Stored data:
"""
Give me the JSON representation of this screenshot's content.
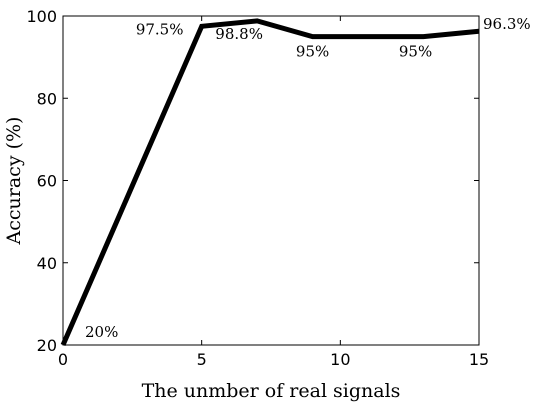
{
  "chart_data": {
    "type": "line",
    "title": "",
    "xlabel": "The unmber of real signals",
    "ylabel": "Accuracy (%)",
    "xlim": [
      0,
      15
    ],
    "ylim": [
      20,
      100
    ],
    "xticks": [
      0,
      5,
      10,
      15
    ],
    "yticks": [
      20,
      40,
      60,
      80,
      100
    ],
    "grid": false,
    "legend": "none",
    "series": [
      {
        "x": [
          0,
          5,
          7,
          9,
          13,
          15
        ],
        "y": [
          20,
          97.5,
          98.8,
          95,
          95,
          96.3
        ],
        "color": "#000000"
      }
    ],
    "data_labels": [
      {
        "x": 0,
        "y": 20,
        "text": "20%"
      },
      {
        "x": 5,
        "y": 97.5,
        "text": "97.5%"
      },
      {
        "x": 7,
        "y": 98.8,
        "text": "98.8%"
      },
      {
        "x": 9,
        "y": 95,
        "text": "95%"
      },
      {
        "x": 13,
        "y": 95,
        "text": "95%"
      },
      {
        "x": 15,
        "y": 96.3,
        "text": "96.3%"
      }
    ]
  }
}
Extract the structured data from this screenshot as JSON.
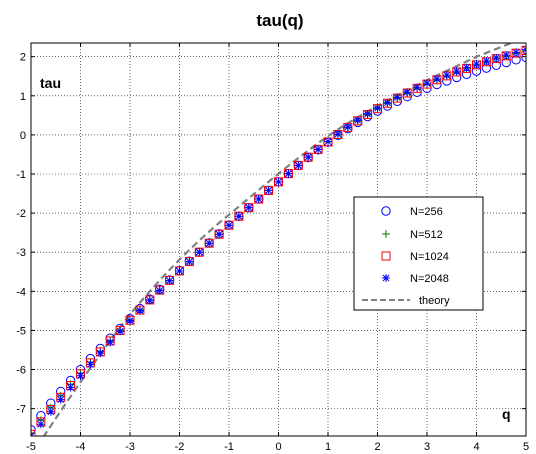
{
  "chart_data": {
    "type": "scatter",
    "title": "tau(q)",
    "xlabel": "q",
    "ylabel": "tau",
    "xlim": [
      -5,
      5
    ],
    "ylim": [
      -7.7,
      2.35
    ],
    "xticks": [
      -5,
      -4,
      -3,
      -2,
      -1,
      0,
      1,
      2,
      3,
      4,
      5
    ],
    "yticks": [
      2,
      1,
      0,
      -1,
      -2,
      -3,
      -4,
      -5,
      -6,
      -7
    ],
    "grid": true,
    "legend_position": "right",
    "q": [
      -5.0,
      -4.8,
      -4.6,
      -4.4,
      -4.2,
      -4.0,
      -3.8,
      -3.6,
      -3.4,
      -3.2,
      -3.0,
      -2.8,
      -2.6,
      -2.4,
      -2.2,
      -2.0,
      -1.8,
      -1.6,
      -1.4,
      -1.2,
      -1.0,
      -0.8,
      -0.6,
      -0.4,
      -0.2,
      0.0,
      0.2,
      0.4,
      0.6,
      0.8,
      1.0,
      1.2,
      1.4,
      1.6,
      1.8,
      2.0,
      2.2,
      2.4,
      2.6,
      2.8,
      3.0,
      3.2,
      3.4,
      3.6,
      3.8,
      4.0,
      4.2,
      4.4,
      4.6,
      4.8,
      5.0
    ],
    "series": [
      {
        "name": "N=256",
        "marker": "circle",
        "color": "#0000ff",
        "values": [
          -7.54,
          -7.18,
          -6.86,
          -6.56,
          -6.28,
          -6.0,
          -5.72,
          -5.46,
          -5.2,
          -4.95,
          -4.7,
          -4.44,
          -4.2,
          -3.95,
          -3.71,
          -3.47,
          -3.23,
          -3.0,
          -2.76,
          -2.53,
          -2.31,
          -2.08,
          -1.86,
          -1.64,
          -1.42,
          -1.2,
          -0.99,
          -0.78,
          -0.58,
          -0.38,
          -0.19,
          -0.01,
          0.16,
          0.32,
          0.47,
          0.61,
          0.74,
          0.86,
          0.98,
          1.09,
          1.19,
          1.29,
          1.38,
          1.47,
          1.55,
          1.63,
          1.71,
          1.78,
          1.85,
          1.92,
          1.98
        ]
      },
      {
        "name": "N=512",
        "marker": "plus",
        "color": "#008000",
        "values": [
          -7.62,
          -7.3,
          -6.98,
          -6.68,
          -6.38,
          -6.09,
          -5.81,
          -5.53,
          -5.26,
          -4.99,
          -4.73,
          -4.47,
          -4.22,
          -3.97,
          -3.72,
          -3.48,
          -3.24,
          -3.0,
          -2.77,
          -2.54,
          -2.31,
          -2.08,
          -1.86,
          -1.64,
          -1.42,
          -1.2,
          -0.99,
          -0.78,
          -0.57,
          -0.37,
          -0.18,
          0.0,
          0.18,
          0.35,
          0.51,
          0.66,
          0.8,
          0.93,
          1.06,
          1.18,
          1.29,
          1.4,
          1.5,
          1.6,
          1.69,
          1.78,
          1.86,
          1.94,
          2.01,
          2.08,
          2.15
        ]
      },
      {
        "name": "N=1024",
        "marker": "square",
        "color": "#ff0000",
        "values": [
          -7.66,
          -7.34,
          -7.02,
          -6.71,
          -6.41,
          -6.11,
          -5.83,
          -5.55,
          -5.27,
          -5.0,
          -4.74,
          -4.48,
          -4.22,
          -3.97,
          -3.72,
          -3.48,
          -3.24,
          -3.0,
          -2.77,
          -2.54,
          -2.31,
          -2.08,
          -1.86,
          -1.64,
          -1.42,
          -1.2,
          -0.99,
          -0.78,
          -0.57,
          -0.37,
          -0.18,
          0.01,
          0.19,
          0.36,
          0.52,
          0.67,
          0.81,
          0.94,
          1.07,
          1.19,
          1.3,
          1.41,
          1.51,
          1.61,
          1.7,
          1.79,
          1.87,
          1.95,
          2.02,
          2.09,
          2.16
        ]
      },
      {
        "name": "N=2048",
        "marker": "star",
        "color": "#0000ff",
        "values": [
          -7.7,
          -7.4,
          -7.08,
          -6.77,
          -6.46,
          -6.16,
          -5.87,
          -5.58,
          -5.3,
          -5.02,
          -4.75,
          -4.49,
          -4.23,
          -3.98,
          -3.73,
          -3.48,
          -3.24,
          -3.0,
          -2.77,
          -2.54,
          -2.31,
          -2.08,
          -1.86,
          -1.64,
          -1.42,
          -1.2,
          -0.99,
          -0.78,
          -0.57,
          -0.37,
          -0.17,
          0.02,
          0.2,
          0.37,
          0.53,
          0.68,
          0.82,
          0.96,
          1.09,
          1.21,
          1.32,
          1.43,
          1.53,
          1.63,
          1.72,
          1.81,
          1.89,
          1.97,
          2.04,
          2.11,
          2.18
        ]
      },
      {
        "name": "theory",
        "marker": "line-dashed",
        "color": "#808080",
        "values": [
          -8.2,
          -7.82,
          -7.44,
          -7.06,
          -6.69,
          -6.32,
          -5.96,
          -5.61,
          -5.26,
          -4.92,
          -4.59,
          -4.29,
          -4.0,
          -3.72,
          -3.45,
          -3.19,
          -2.94,
          -2.7,
          -2.47,
          -2.25,
          -2.04,
          -1.83,
          -1.62,
          -1.41,
          -1.2,
          -0.99,
          -0.79,
          -0.59,
          -0.4,
          -0.21,
          -0.03,
          0.14,
          0.3,
          0.45,
          0.6,
          0.74,
          0.88,
          1.01,
          1.14,
          1.27,
          1.4,
          1.52,
          1.64,
          1.76,
          1.88,
          2.0,
          2.1,
          2.2,
          2.3,
          2.4,
          2.5
        ]
      }
    ]
  }
}
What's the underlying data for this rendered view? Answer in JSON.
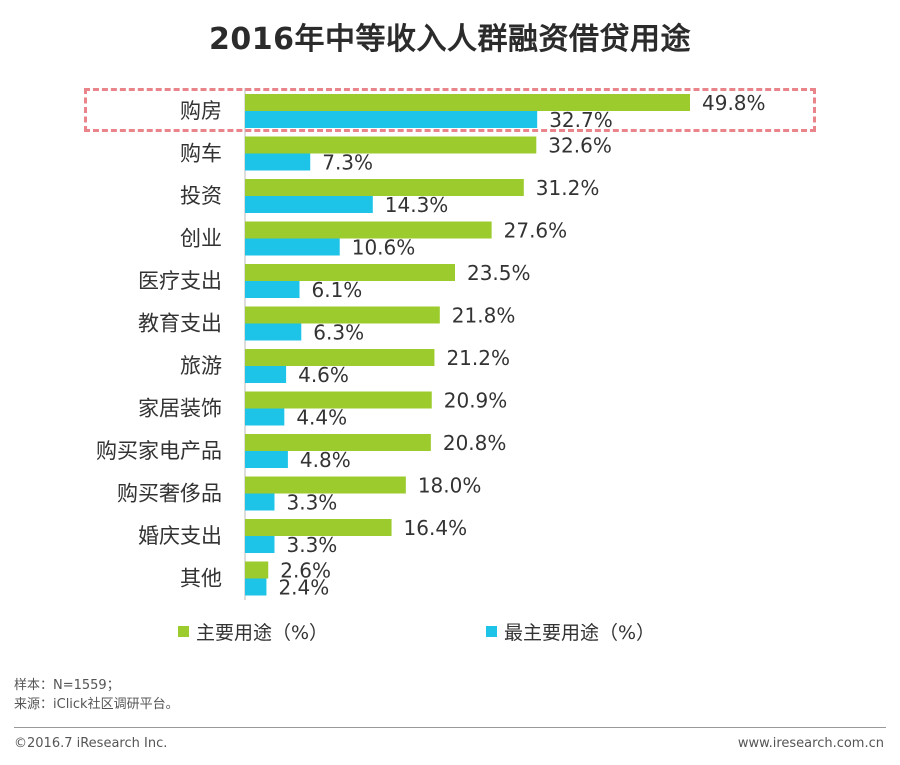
{
  "chart_data": {
    "type": "bar",
    "orientation": "horizontal",
    "title": "2016年中等收入人群融资借贷用途",
    "categories": [
      "购房",
      "购车",
      "投资",
      "创业",
      "医疗支出",
      "教育支出",
      "旅游",
      "家居装饰",
      "购买家电产品",
      "购买奢侈品",
      "婚庆支出",
      "其他"
    ],
    "series": [
      {
        "name": "主要用途（%）",
        "color": "#9ccb2e",
        "values": [
          49.8,
          32.6,
          31.2,
          27.6,
          23.5,
          21.8,
          21.2,
          20.9,
          20.8,
          18.0,
          16.4,
          2.6
        ]
      },
      {
        "name": "最主要用途（%）",
        "color": "#1ec3e8",
        "values": [
          32.7,
          7.3,
          14.3,
          10.6,
          6.1,
          6.3,
          4.6,
          4.4,
          4.8,
          3.3,
          3.3,
          2.4
        ]
      }
    ],
    "value_suffix": "%",
    "highlighted_category": "购房",
    "legend_position": "bottom"
  },
  "legend": {
    "primary": "主要用途（%）",
    "secondary": "最主要用途（%）"
  },
  "notes": {
    "sample": "样本：N=1559；",
    "source": "来源：iClick社区调研平台。"
  },
  "footer": {
    "copyright": "©2016.7 iResearch  Inc.",
    "website": "www.iresearch.com.cn"
  }
}
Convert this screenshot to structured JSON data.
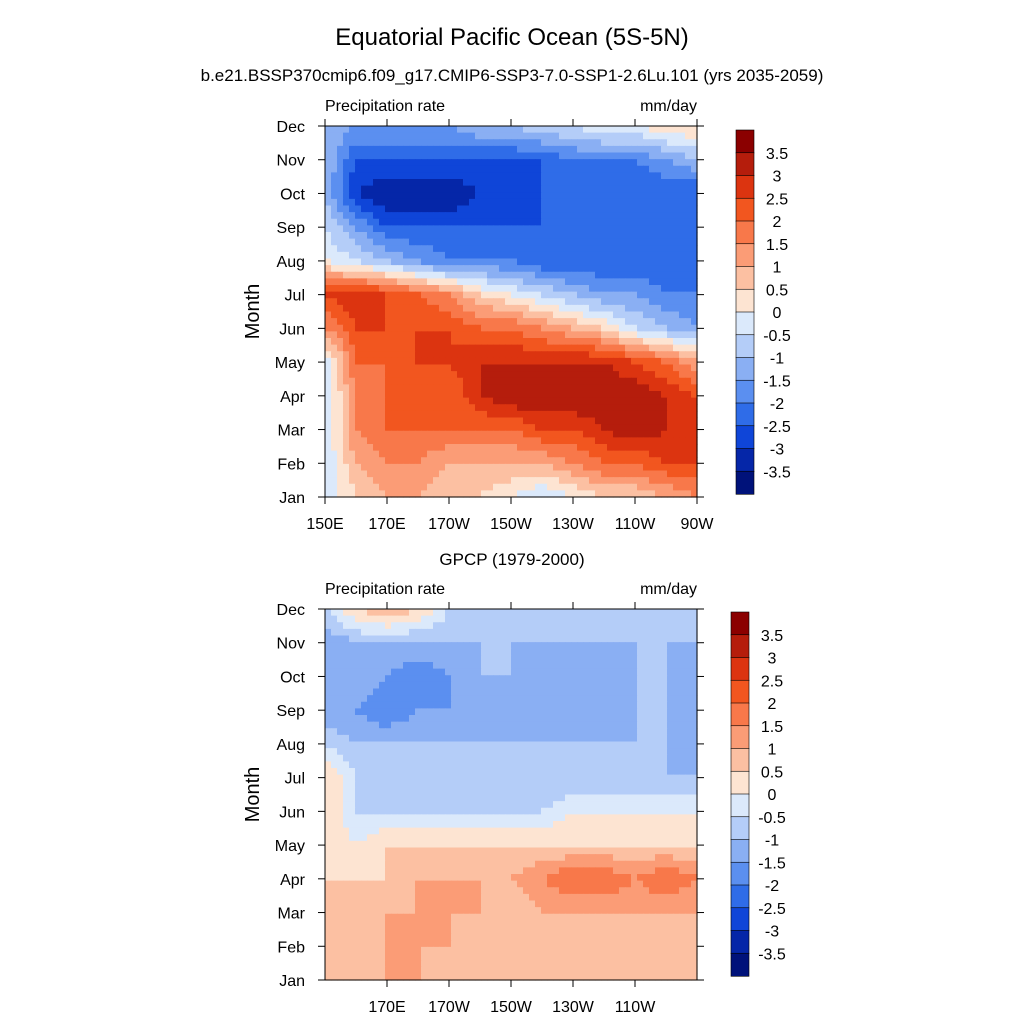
{
  "figure": {
    "title": "Equatorial Pacific Ocean (5S-5N)",
    "subtitle": "b.e21.BSSP370cmip6.f09_g17.CMIP6-SSP3-7.0-SSP1-2.6Lu.101 (yrs 2035-2059)"
  },
  "chart_data": [
    {
      "type": "heatmap",
      "title": "",
      "left_string": "Precipitation rate",
      "right_string": "mm/day",
      "ylabel": "Month",
      "xlabel": "",
      "x_ticks": [
        "150E",
        "170E",
        "170W",
        "150W",
        "130W",
        "110W",
        "90W"
      ],
      "x_tick_lon": [
        150,
        170,
        190,
        210,
        230,
        250,
        270
      ],
      "xlim": [
        150,
        270
      ],
      "y_ticks": [
        "Jan",
        "Feb",
        "Mar",
        "Apr",
        "May",
        "Jun",
        "Jul",
        "Aug",
        "Sep",
        "Oct",
        "Nov",
        "Dec"
      ],
      "ylim": [
        1,
        12
      ],
      "colorbar_labels": [
        "3.5",
        "3",
        "2.5",
        "2",
        "1.5",
        "1",
        "0.5",
        "0",
        "-0.5",
        "-1",
        "-1.5",
        "-2",
        "-2.5",
        "-3",
        "-3.5"
      ],
      "colorbar_colors": [
        "#8b0000",
        "#b51d0c",
        "#dc3410",
        "#f2561f",
        "#f8784a",
        "#fb9c76",
        "#fcc0a2",
        "#fde4d2",
        "#dbe9fb",
        "#b4cdf8",
        "#8aaff3",
        "#5b8ff0",
        "#2f6ce8",
        "#0f45d8",
        "#0526a8",
        "#00127a"
      ],
      "x": [
        150,
        160,
        170,
        180,
        190,
        200,
        210,
        220,
        230,
        240,
        250,
        260,
        270
      ],
      "z": [
        [
          -0.5,
          0.5,
          1.0,
          1.0,
          0.5,
          0.5,
          0.0,
          -0.5,
          0.0,
          0.5,
          0.5,
          1.0,
          1.5
        ],
        [
          -0.5,
          1.0,
          1.5,
          1.5,
          1.0,
          1.0,
          1.0,
          1.0,
          1.5,
          2.0,
          2.0,
          2.5,
          2.5
        ],
        [
          -0.5,
          1.5,
          2.0,
          2.0,
          2.0,
          2.0,
          2.0,
          2.5,
          2.5,
          3.0,
          3.5,
          3.0,
          2.5
        ],
        [
          -0.5,
          1.5,
          2.0,
          2.0,
          2.0,
          3.0,
          3.5,
          3.5,
          3.5,
          3.5,
          3.5,
          3.0,
          2.5
        ],
        [
          -0.5,
          2.0,
          2.0,
          2.5,
          2.5,
          3.0,
          3.0,
          3.0,
          3.0,
          3.0,
          2.5,
          2.0,
          1.0
        ],
        [
          1.5,
          2.5,
          2.5,
          2.5,
          2.5,
          2.0,
          2.0,
          1.5,
          1.0,
          0.5,
          -0.5,
          -1.0,
          -1.5
        ],
        [
          2.5,
          3.0,
          2.5,
          2.0,
          1.5,
          0.5,
          0.0,
          -0.5,
          -1.0,
          -1.5,
          -1.5,
          -2.0,
          -2.0
        ],
        [
          0.0,
          -0.5,
          -1.0,
          -1.5,
          -2.0,
          -2.0,
          -2.0,
          -2.5,
          -2.5,
          -2.5,
          -2.5,
          -2.5,
          -2.0
        ],
        [
          -0.5,
          -1.5,
          -2.5,
          -2.5,
          -2.5,
          -2.5,
          -2.5,
          -2.5,
          -2.5,
          -2.5,
          -2.5,
          -2.5,
          -2.5
        ],
        [
          -1.0,
          -3.0,
          -3.5,
          -3.5,
          -3.5,
          -3.0,
          -3.0,
          -2.5,
          -2.5,
          -2.5,
          -2.5,
          -2.5,
          -2.5
        ],
        [
          -1.0,
          -2.5,
          -2.5,
          -2.5,
          -2.5,
          -2.5,
          -2.5,
          -2.5,
          -2.0,
          -2.0,
          -2.0,
          -1.5,
          -1.0
        ],
        [
          -1.0,
          -1.5,
          -1.5,
          -1.5,
          -1.5,
          -1.0,
          -1.0,
          -0.5,
          -0.5,
          0.0,
          0.0,
          0.5,
          0.5
        ]
      ]
    },
    {
      "type": "heatmap",
      "title": "GPCP (1979-2000)",
      "left_string": "Precipitation rate",
      "right_string": "mm/day",
      "ylabel": "Month",
      "xlabel": "",
      "x_ticks": [
        "170E",
        "170W",
        "150W",
        "130W",
        "110W"
      ],
      "x_tick_lon": [
        170,
        190,
        210,
        230,
        250
      ],
      "xlim": [
        150,
        270
      ],
      "y_ticks": [
        "Jan",
        "Feb",
        "Mar",
        "Apr",
        "May",
        "Jun",
        "Jul",
        "Aug",
        "Sep",
        "Oct",
        "Nov",
        "Dec"
      ],
      "ylim": [
        1,
        12
      ],
      "colorbar_labels": [
        "3.5",
        "3",
        "2.5",
        "2",
        "1.5",
        "1",
        "0.5",
        "0",
        "-0.5",
        "-1",
        "-1.5",
        "-2",
        "-2.5",
        "-3",
        "-3.5"
      ],
      "colorbar_colors": [
        "#8b0000",
        "#b51d0c",
        "#dc3410",
        "#f2561f",
        "#f8784a",
        "#fb9c76",
        "#fcc0a2",
        "#fde4d2",
        "#dbe9fb",
        "#b4cdf8",
        "#8aaff3",
        "#5b8ff0",
        "#2f6ce8",
        "#0f45d8",
        "#0526a8",
        "#00127a"
      ],
      "x": [
        150,
        160,
        170,
        180,
        190,
        200,
        210,
        220,
        230,
        240,
        250,
        260,
        270
      ],
      "z": [
        [
          0.5,
          0.5,
          1.0,
          1.0,
          0.5,
          0.5,
          0.5,
          0.5,
          0.5,
          0.5,
          0.5,
          0.5,
          0.5
        ],
        [
          0.5,
          1.0,
          1.0,
          1.0,
          1.0,
          0.5,
          0.5,
          0.5,
          0.5,
          0.5,
          0.5,
          0.5,
          0.5
        ],
        [
          1.0,
          0.5,
          1.0,
          1.0,
          1.0,
          1.0,
          0.5,
          1.0,
          1.0,
          1.0,
          1.0,
          1.0,
          1.0
        ],
        [
          0.5,
          0.5,
          0.5,
          1.0,
          1.0,
          1.0,
          1.0,
          1.5,
          2.0,
          2.0,
          1.5,
          2.0,
          1.5
        ],
        [
          0.5,
          0.0,
          0.5,
          0.5,
          0.5,
          0.5,
          0.5,
          0.5,
          0.5,
          0.5,
          0.5,
          0.5,
          0.5
        ],
        [
          0.5,
          -0.5,
          -0.5,
          -0.5,
          -0.5,
          -0.5,
          -0.5,
          -0.5,
          0.0,
          0.0,
          0.0,
          0.0,
          0.0
        ],
        [
          0.5,
          -0.5,
          -1.0,
          -1.0,
          -1.0,
          -1.0,
          -1.0,
          -1.0,
          -1.0,
          -1.0,
          -1.0,
          -1.0,
          -1.0
        ],
        [
          -0.5,
          -1.0,
          -1.0,
          -1.0,
          -1.0,
          -1.0,
          -1.0,
          -1.0,
          -1.0,
          -1.0,
          -1.0,
          -1.0,
          -1.5
        ],
        [
          -1.5,
          -1.5,
          -2.0,
          -1.5,
          -1.5,
          -1.5,
          -1.5,
          -1.5,
          -1.5,
          -1.5,
          -1.0,
          -1.0,
          -1.5
        ],
        [
          -1.5,
          -1.0,
          -1.5,
          -2.0,
          -1.5,
          -1.0,
          -1.0,
          -1.5,
          -1.5,
          -1.5,
          -1.0,
          -1.0,
          -1.5
        ],
        [
          -1.5,
          -1.0,
          -1.0,
          -1.0,
          -1.0,
          -1.0,
          -1.0,
          -1.0,
          -1.0,
          -1.0,
          -1.0,
          -1.0,
          -1.0
        ],
        [
          -0.5,
          0.5,
          1.0,
          0.5,
          -0.5,
          -0.5,
          -0.5,
          -0.5,
          -0.5,
          -0.5,
          -0.5,
          -1.0,
          -1.0
        ]
      ]
    }
  ]
}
"""
**Goal of the exercise**:
Show each line of the data that contains the string "marker".

**Exercise response**:
        "marker": "circle",
        "marker": "plus",
        "marker": "square",
        "marker": "star",
        "marker": "line-dashed",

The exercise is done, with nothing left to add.